PROBLEM TO SOLVE >> Every line below that mentions the word "caption" should be copied out.

Source records:
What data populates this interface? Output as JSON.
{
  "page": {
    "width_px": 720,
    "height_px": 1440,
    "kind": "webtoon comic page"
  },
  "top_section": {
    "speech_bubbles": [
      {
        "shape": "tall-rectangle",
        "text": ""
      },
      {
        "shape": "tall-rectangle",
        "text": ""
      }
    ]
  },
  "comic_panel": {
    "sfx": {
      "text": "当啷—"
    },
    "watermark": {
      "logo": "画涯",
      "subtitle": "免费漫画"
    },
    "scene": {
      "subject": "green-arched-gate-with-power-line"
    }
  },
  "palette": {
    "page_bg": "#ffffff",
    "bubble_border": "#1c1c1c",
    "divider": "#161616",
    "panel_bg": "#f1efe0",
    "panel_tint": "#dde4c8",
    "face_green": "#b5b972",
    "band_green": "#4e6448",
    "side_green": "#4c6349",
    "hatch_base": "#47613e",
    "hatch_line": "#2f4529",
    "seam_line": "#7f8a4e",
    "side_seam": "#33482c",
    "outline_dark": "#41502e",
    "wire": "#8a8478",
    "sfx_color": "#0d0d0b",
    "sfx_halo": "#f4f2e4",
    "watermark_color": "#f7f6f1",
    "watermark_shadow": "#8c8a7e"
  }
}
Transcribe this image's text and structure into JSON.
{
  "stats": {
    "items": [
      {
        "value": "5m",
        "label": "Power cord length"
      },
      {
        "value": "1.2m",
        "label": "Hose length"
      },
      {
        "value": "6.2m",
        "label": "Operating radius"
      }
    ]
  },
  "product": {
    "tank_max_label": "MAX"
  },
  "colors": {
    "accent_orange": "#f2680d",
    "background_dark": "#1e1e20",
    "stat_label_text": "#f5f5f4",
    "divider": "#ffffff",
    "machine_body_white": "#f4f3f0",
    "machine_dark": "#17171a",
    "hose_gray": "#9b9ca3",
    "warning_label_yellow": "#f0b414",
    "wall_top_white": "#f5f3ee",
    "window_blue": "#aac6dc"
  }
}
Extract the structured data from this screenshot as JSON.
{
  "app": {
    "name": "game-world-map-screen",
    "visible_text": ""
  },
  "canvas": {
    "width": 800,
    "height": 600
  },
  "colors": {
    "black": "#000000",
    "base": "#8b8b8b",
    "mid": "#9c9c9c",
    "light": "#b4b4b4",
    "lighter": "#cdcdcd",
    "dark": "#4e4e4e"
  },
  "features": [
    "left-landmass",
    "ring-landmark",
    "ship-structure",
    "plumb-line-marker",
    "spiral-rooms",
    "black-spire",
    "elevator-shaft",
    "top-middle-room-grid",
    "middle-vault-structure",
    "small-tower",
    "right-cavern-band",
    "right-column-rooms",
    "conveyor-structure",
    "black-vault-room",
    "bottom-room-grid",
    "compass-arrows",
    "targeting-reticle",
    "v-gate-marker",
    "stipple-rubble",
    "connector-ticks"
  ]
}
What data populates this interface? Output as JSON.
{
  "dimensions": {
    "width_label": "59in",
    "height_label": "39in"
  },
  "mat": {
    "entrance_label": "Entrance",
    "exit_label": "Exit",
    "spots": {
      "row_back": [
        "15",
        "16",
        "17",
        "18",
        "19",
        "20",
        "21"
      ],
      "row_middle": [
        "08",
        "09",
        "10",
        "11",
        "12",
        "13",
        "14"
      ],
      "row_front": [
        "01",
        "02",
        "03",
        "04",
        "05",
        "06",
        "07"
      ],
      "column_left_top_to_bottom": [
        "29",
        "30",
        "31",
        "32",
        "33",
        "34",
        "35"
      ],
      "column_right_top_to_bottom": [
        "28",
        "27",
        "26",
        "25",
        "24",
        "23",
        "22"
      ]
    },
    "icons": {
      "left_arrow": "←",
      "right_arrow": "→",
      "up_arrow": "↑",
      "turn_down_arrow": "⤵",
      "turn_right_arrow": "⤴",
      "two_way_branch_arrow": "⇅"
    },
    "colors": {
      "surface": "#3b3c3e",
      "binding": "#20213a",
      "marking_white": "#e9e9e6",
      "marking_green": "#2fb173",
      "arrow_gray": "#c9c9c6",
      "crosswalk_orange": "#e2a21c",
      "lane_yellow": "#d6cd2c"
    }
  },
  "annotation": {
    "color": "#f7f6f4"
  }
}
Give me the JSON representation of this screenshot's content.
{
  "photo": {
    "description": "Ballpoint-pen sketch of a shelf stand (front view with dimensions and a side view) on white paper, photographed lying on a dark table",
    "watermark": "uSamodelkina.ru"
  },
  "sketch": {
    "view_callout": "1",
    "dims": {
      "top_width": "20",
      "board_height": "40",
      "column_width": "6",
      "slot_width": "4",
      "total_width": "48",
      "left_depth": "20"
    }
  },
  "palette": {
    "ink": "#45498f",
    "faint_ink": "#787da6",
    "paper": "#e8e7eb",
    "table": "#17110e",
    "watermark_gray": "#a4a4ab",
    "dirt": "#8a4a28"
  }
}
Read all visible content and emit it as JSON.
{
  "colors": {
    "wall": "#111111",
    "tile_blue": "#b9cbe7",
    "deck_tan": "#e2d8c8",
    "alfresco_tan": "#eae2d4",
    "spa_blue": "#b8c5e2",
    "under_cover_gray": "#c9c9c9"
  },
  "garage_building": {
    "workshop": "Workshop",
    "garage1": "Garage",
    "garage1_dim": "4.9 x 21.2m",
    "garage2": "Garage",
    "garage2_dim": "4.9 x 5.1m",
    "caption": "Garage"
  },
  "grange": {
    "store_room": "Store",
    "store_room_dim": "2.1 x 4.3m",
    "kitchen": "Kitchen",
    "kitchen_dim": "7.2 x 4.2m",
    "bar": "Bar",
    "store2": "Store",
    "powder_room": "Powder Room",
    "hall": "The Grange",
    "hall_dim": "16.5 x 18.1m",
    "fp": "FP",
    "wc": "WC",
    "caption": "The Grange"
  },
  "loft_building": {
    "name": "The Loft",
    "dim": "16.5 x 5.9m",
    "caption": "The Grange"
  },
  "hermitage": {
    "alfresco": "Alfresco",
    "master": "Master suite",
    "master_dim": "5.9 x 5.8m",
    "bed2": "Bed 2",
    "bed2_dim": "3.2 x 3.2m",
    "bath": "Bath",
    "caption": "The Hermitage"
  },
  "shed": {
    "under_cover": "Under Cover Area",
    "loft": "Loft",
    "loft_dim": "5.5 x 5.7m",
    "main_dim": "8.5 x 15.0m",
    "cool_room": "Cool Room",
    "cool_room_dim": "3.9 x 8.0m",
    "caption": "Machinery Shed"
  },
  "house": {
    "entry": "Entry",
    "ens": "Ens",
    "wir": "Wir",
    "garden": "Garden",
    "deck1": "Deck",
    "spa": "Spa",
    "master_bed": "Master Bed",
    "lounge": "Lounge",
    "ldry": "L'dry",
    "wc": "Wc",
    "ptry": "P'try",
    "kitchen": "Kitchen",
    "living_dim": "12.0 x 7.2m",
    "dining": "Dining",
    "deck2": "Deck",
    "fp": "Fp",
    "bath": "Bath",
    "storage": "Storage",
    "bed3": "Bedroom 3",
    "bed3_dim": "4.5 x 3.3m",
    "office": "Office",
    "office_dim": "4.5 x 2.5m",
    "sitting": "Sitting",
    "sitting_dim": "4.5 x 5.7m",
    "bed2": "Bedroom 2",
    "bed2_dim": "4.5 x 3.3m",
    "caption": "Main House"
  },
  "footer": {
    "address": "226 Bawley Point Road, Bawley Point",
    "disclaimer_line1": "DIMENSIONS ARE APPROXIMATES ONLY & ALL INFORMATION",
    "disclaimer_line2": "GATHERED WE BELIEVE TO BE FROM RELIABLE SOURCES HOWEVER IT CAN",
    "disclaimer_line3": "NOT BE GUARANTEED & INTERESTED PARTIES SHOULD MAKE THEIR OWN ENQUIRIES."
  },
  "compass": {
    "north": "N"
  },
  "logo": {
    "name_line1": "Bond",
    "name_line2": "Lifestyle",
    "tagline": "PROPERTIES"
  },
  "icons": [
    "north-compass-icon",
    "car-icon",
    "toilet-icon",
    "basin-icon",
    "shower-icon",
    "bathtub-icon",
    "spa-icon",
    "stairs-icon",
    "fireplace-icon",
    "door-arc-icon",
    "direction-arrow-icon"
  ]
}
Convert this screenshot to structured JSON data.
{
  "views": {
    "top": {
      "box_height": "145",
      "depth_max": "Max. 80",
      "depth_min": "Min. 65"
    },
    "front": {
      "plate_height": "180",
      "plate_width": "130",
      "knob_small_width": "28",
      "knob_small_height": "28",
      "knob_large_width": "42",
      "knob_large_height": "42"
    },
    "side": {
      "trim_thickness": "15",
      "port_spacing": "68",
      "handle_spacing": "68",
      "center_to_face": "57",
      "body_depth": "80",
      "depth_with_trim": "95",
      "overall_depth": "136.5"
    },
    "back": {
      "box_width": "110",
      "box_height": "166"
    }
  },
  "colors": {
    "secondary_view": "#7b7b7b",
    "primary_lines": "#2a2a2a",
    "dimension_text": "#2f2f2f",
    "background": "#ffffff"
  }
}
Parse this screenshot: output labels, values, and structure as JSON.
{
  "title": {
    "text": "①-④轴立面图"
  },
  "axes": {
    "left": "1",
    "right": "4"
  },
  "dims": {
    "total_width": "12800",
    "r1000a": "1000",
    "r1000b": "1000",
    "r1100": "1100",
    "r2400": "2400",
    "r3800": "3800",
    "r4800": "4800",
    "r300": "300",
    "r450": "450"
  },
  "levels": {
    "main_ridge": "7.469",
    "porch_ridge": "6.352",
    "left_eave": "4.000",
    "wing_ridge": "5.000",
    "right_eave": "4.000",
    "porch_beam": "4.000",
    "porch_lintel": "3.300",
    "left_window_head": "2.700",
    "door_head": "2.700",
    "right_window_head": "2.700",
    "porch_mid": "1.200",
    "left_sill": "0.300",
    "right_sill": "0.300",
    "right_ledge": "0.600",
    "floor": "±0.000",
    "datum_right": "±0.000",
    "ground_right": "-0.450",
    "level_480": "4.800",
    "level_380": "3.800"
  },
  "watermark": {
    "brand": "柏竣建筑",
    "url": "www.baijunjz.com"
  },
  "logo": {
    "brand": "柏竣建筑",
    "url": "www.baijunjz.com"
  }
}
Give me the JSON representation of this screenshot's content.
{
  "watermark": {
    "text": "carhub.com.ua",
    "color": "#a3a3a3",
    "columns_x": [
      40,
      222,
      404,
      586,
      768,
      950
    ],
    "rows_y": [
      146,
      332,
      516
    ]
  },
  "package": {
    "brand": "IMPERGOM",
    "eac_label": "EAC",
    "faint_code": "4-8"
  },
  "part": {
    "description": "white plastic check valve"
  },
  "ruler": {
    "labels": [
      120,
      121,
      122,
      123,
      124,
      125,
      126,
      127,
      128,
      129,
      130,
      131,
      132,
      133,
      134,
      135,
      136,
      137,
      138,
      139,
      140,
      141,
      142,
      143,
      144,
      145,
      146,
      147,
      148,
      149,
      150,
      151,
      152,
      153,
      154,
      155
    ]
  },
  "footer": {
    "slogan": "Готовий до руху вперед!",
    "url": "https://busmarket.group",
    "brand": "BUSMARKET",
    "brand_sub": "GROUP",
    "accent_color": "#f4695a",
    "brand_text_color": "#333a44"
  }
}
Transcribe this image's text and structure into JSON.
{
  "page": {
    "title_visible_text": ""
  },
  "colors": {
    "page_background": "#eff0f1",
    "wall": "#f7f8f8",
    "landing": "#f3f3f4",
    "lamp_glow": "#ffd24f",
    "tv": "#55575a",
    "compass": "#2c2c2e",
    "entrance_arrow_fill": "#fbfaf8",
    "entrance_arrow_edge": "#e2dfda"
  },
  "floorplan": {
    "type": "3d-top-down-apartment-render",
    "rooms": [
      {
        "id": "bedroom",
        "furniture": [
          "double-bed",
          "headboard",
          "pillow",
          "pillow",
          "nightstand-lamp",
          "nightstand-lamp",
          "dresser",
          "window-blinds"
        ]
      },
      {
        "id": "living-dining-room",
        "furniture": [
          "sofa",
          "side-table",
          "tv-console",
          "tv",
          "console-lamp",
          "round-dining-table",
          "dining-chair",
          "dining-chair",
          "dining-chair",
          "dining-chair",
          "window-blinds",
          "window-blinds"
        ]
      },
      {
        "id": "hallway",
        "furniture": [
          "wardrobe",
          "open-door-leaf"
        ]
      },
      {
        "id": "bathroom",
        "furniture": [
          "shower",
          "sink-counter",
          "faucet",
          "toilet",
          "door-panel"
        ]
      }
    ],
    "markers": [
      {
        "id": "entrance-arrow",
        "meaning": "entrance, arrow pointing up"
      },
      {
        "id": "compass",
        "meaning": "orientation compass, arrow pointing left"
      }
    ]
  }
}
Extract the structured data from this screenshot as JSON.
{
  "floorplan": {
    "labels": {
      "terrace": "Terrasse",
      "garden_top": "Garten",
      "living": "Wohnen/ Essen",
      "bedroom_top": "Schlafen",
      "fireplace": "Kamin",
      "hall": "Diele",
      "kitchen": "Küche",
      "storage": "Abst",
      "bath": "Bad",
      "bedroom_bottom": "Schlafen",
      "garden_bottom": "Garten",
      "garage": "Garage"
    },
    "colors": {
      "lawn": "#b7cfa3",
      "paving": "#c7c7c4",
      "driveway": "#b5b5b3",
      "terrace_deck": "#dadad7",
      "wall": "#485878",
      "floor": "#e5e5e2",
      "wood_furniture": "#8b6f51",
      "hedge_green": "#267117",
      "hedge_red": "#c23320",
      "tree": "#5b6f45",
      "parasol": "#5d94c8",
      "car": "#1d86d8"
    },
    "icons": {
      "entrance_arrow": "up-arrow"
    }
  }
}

ANSWER TO THE PROBLEM >>
    "caption": "Garage"
    "caption": "The Grange"
    "caption": "The Grange"
    "caption": "The Hermitage"
    "caption": "Machinery Shed"
    "caption": "Main House"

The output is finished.